Requirement: Please repeat all of the lines that follow, exactly as written.

The data:

=======

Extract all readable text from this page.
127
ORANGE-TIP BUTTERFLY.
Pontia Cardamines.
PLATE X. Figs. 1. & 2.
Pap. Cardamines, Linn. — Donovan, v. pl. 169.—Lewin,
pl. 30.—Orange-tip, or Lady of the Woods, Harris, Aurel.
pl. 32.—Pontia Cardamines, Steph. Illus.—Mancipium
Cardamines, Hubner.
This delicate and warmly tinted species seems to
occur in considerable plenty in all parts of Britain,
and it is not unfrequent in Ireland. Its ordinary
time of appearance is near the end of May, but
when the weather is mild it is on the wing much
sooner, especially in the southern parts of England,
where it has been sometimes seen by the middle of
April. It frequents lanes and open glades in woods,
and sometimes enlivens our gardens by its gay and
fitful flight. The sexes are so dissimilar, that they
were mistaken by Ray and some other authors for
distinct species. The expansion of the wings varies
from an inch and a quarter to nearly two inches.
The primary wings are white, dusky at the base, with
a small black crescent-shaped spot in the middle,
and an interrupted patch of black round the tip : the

=======

Completed task:
Extract all readable text from this page.
127
ORANGE-TIP BUTTERFLY.
Pontia Cardamines.
PLATE X. Figs. 1. & 2.
Pap. Cardamines, Linn. — Donovan, v. pl. 169.—Lewin,
pl. 30.—Orange-tip, or Lady of the Woods, Harris, Aurel.
pl. 32.—Pontia Cardamines, Steph. Illus.—Mancipium
Cardamines, Hubner.
This delicate and warmly tinted species seems to
occur in considerable plenty in all parts of Britain,
and it is not unfrequent in Ireland. Its ordinary
time of appearance is near the end of May, but
when the weather is mild it is on the wing much
sooner, especially in the southern parts of England,
where it has been sometimes seen by the middle of
April. It frequents lanes and open glades in woods,
and sometimes enlivens our gardens by its gay and
fitful flight. The sexes are so dissimilar, that they
were mistaken by Ray and some other authors for
distinct species. The expansion of the wings varies
from an inch and a quarter to nearly two inches.
The primary wings are white, dusky at the base, with
a small black crescent-shaped spot in the middle,
and an interrupted patch of black round the tip : the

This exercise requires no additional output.